╭─ EXTRACTED MATERIAL

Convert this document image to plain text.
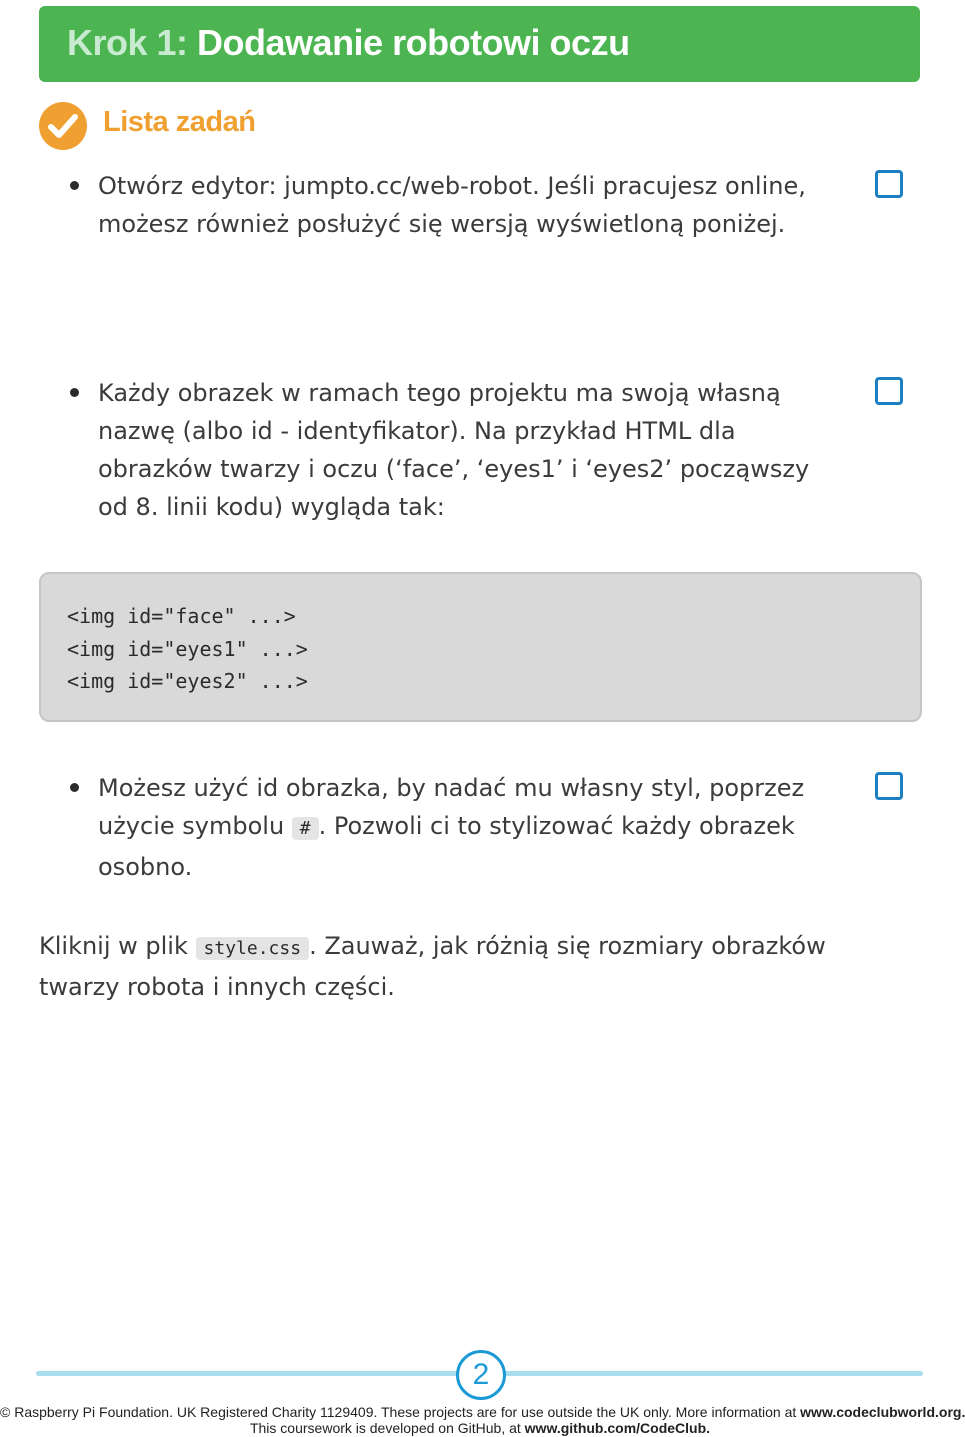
Krok 1: Dodawanie robotowi oczu
Lista zadań
Otwórz edytor: jumpto.cc/web-robot. Jeśli pracujesz online, możesz również posłużyć się wersją wyświetloną poniżej.
Każdy obrazek w ramach tego projektu ma swoją własną nazwę (albo id - identyfikator). Na przykład HTML dla obrazków twarzy i oczu (‘face’, ‘eyes1’ i ‘eyes2’ począwszy od 8. linii kodu) wygląda tak:
<img id="face" ...>
<img id="eyes1" ...>
<img id="eyes2" ...>
Możesz użyć id obrazka, by nadać mu własny styl, poprzez użycie symbolu # . Pozwoli ci to stylizować każdy obrazek osobno.
Kliknij w plik style.css . Zauważ, jak różnią się rozmiary obrazków twarzy robota i innych części.
2
© Raspberry Pi Foundation. UK Registered Charity 1129409. These projects are for use outside the UK only. More information at www.codeclubworld.org.
This coursework is developed on GitHub, at www.github.com/CodeClub.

╰─

### INSTRUCTION
State the number of lines that contain the string "twarzy", with no other words.

### ANSWER TO THE TASK
2